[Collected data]
###

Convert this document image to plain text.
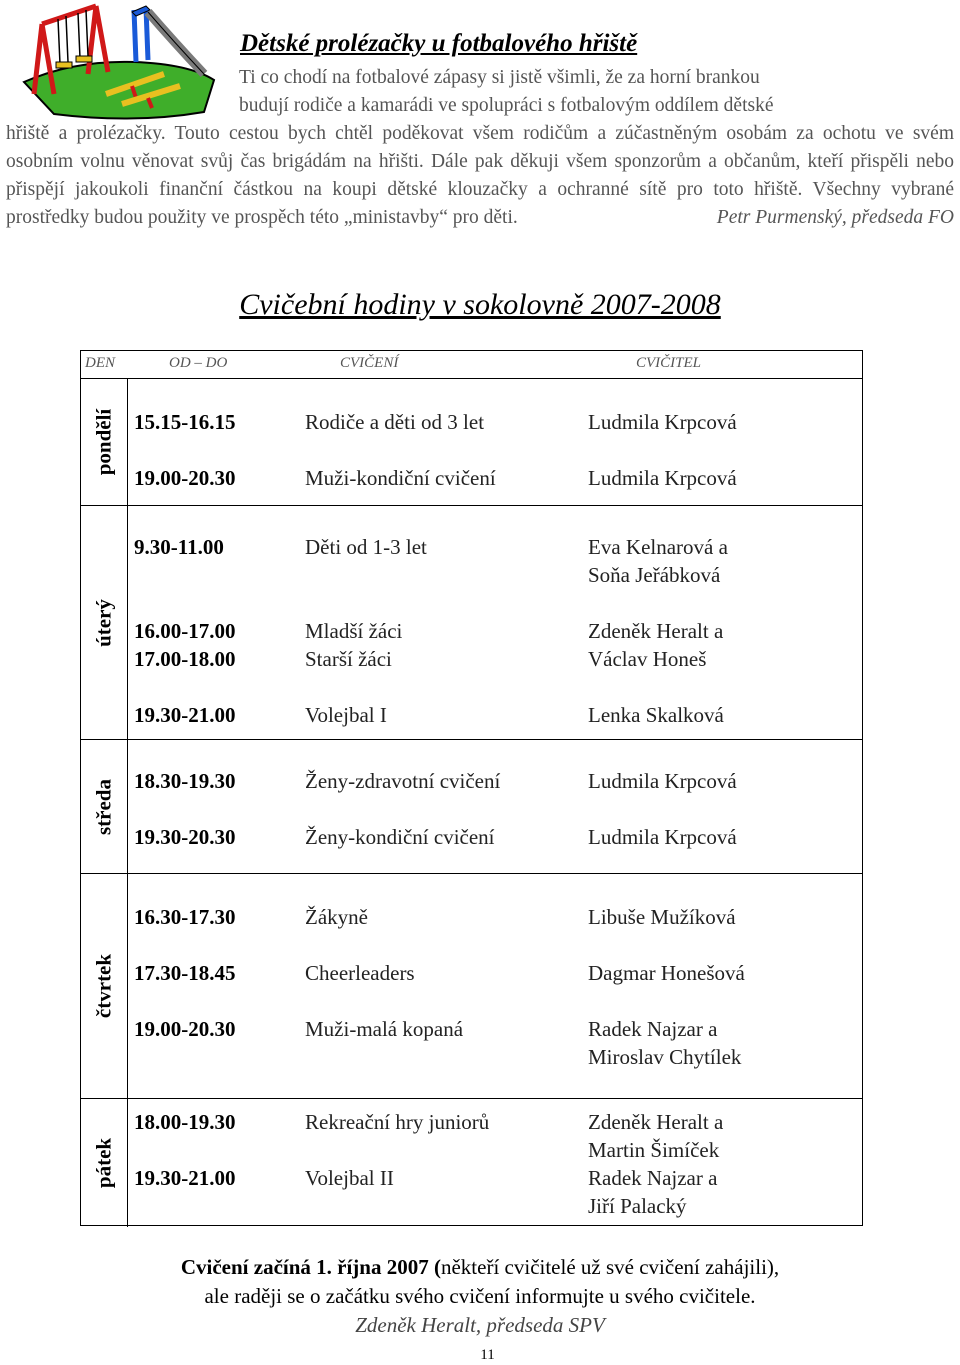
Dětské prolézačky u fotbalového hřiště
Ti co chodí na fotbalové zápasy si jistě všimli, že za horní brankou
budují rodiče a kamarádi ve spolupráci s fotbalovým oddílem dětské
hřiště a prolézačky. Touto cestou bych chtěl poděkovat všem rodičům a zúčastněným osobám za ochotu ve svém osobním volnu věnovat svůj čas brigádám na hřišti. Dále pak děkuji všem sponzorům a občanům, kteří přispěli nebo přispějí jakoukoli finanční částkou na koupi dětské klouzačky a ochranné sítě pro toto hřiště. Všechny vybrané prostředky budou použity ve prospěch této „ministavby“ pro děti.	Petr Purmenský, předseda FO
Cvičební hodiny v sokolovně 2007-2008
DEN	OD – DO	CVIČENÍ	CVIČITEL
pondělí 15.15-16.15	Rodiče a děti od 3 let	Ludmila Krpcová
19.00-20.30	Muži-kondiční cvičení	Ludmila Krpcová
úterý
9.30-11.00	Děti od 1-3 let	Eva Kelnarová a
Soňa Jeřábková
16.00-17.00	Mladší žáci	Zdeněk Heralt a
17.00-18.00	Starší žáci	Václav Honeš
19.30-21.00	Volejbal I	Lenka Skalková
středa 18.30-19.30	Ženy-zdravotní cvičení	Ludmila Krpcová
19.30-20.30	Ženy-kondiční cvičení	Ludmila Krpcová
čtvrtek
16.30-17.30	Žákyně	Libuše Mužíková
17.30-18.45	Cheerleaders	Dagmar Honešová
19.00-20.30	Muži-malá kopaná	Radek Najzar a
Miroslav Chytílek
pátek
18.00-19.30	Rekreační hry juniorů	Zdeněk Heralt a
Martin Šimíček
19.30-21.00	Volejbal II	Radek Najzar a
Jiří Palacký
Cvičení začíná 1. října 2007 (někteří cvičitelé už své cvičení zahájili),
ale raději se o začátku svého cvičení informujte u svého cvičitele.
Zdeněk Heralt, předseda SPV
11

###

> [TO BE DONE]:
Make an exact copy of every entry above, minus the images.

> [WRITTEN RESPONSE]:
Convert this document image to plain text.
Dětské prolézačky u fotbalového hřiště
Ti co chodí na fotbalové zápasy si jistě všimli, že za horní brankou
budují rodiče a kamarádi ve spolupráci s fotbalovým oddílem dětské
hřiště a prolézačky. Touto cestou bych chtěl poděkovat všem rodičům a zúčastněným osobám za ochotu ve svém osobním volnu věnovat svůj čas brigádám na hřišti. Dále pak děkuji všem sponzorům a občanům, kteří přispěli nebo přispějí jakoukoli finanční částkou na koupi dětské klouzačky a ochranné sítě pro toto hřiště. Všechny vybrané prostředky budou použity ve prospěch této „ministavby“ pro děti.	Petr Purmenský, předseda FO
Cvičební hodiny v sokolovně 2007-2008
DEN	OD – DO	CVIČENÍ	CVIČITEL
pondělí 15.15-16.15	Rodiče a děti od 3 let	Ludmila Krpcová
19.00-20.30	Muži-kondiční cvičení	Ludmila Krpcová
úterý
9.30-11.00	Děti od 1-3 let	Eva Kelnarová a
Soňa Jeřábková
16.00-17.00	Mladší žáci	Zdeněk Heralt a
17.00-18.00	Starší žáci	Václav Honeš
19.30-21.00	Volejbal I	Lenka Skalková
středa 18.30-19.30	Ženy-zdravotní cvičení	Ludmila Krpcová
19.30-20.30	Ženy-kondiční cvičení	Ludmila Krpcová
čtvrtek
16.30-17.30	Žákyně	Libuše Mužíková
17.30-18.45	Cheerleaders	Dagmar Honešová
19.00-20.30	Muži-malá kopaná	Radek Najzar a
Miroslav Chytílek
pátek
18.00-19.30	Rekreační hry juniorů	Zdeněk Heralt a
Martin Šimíček
19.30-21.00	Volejbal II	Radek Najzar a
Jiří Palacký
Cvičení začíná 1. října 2007 (někteří cvičitelé už své cvičení zahájili),
ale raději se o začátku svého cvičení informujte u svého cvičitele.
Zdeněk Heralt, předseda SPV
11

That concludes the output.